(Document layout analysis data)
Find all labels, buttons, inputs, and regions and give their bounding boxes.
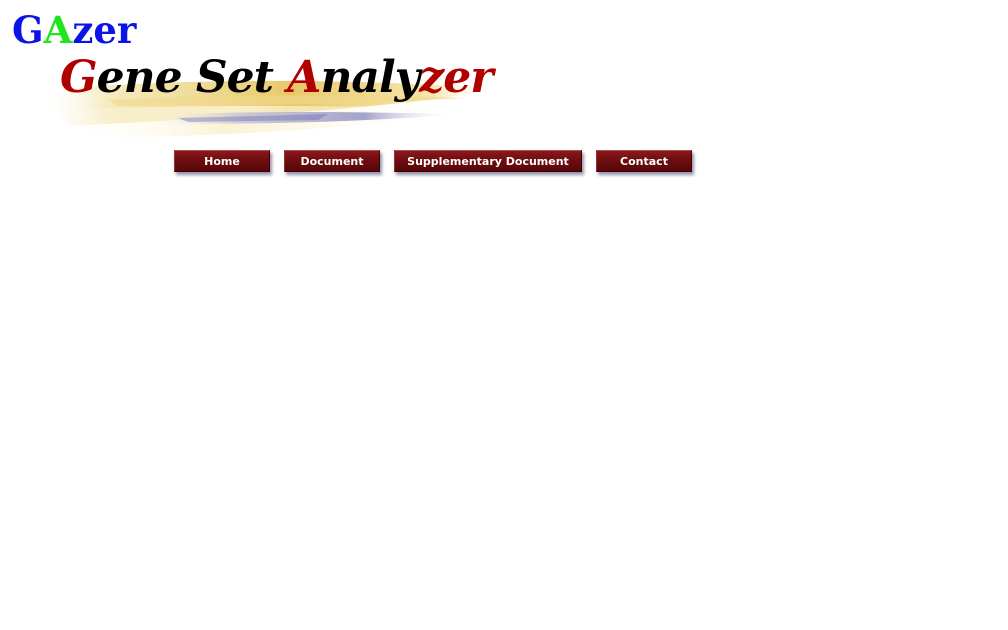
nav-document-button[interactable]: Document [284, 150, 380, 172]
banner-title-part: ene Set [96, 52, 288, 103]
gene-set-analyzer-banner: Gene Set Analyzer [28, 48, 528, 142]
main-nav: Home Document Supplementary Document Con… [0, 150, 1008, 176]
banner-title-part: naly [320, 52, 420, 103]
banner-title: Gene Set Analyzer [60, 50, 493, 106]
banner-title-part: zer [419, 52, 493, 103]
nav-supplementary-label: Supplementary Document [407, 155, 569, 168]
gazer-logo: GAzer [12, 8, 136, 52]
nav-document-label: Document [300, 155, 364, 168]
banner-title-part: G [60, 52, 98, 103]
nav-contact-label: Contact [620, 155, 668, 168]
nav-home-button[interactable]: Home [174, 150, 270, 172]
logo-letters-zer: zer [72, 8, 137, 52]
banner-title-part: A [287, 52, 321, 103]
logo-letter-a: A [43, 8, 73, 52]
nav-home-label: Home [204, 155, 240, 168]
nav-supplementary-document-button[interactable]: Supplementary Document [394, 150, 582, 172]
logo-letter-g: G [12, 8, 44, 52]
nav-contact-button[interactable]: Contact [596, 150, 692, 172]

• _PROMPT_
Copy out all the data above exactly as written. Skip the pictures.

• _TASK ANSWER_
Find all labels, buttons, inputs, and regions and give their bounding boxes.
nav-document-button[interactable]: Document [284, 150, 380, 172]
banner-title-part: ene Set [96, 52, 288, 103]
gene-set-analyzer-banner: Gene Set Analyzer [28, 48, 528, 142]
main-nav: Home Document Supplementary Document Con… [0, 150, 1008, 176]
banner-title-part: naly [320, 52, 420, 103]
banner-title: Gene Set Analyzer [60, 50, 493, 106]
banner-title-part: zer [419, 52, 493, 103]
nav-supplementary-label: Supplementary Document [407, 155, 569, 168]
gazer-logo: GAzer [12, 8, 136, 52]
nav-document-label: Document [300, 155, 364, 168]
banner-title-part: G [60, 52, 98, 103]
nav-contact-label: Contact [620, 155, 668, 168]
nav-home-button[interactable]: Home [174, 150, 270, 172]
logo-letters-zer: zer [72, 8, 137, 52]
banner-title-part: A [287, 52, 321, 103]
logo-letter-a: A [43, 8, 73, 52]
nav-home-label: Home [204, 155, 240, 168]
nav-supplementary-document-button[interactable]: Supplementary Document [394, 150, 582, 172]
logo-letter-g: G [12, 8, 44, 52]
nav-contact-button[interactable]: Contact [596, 150, 692, 172]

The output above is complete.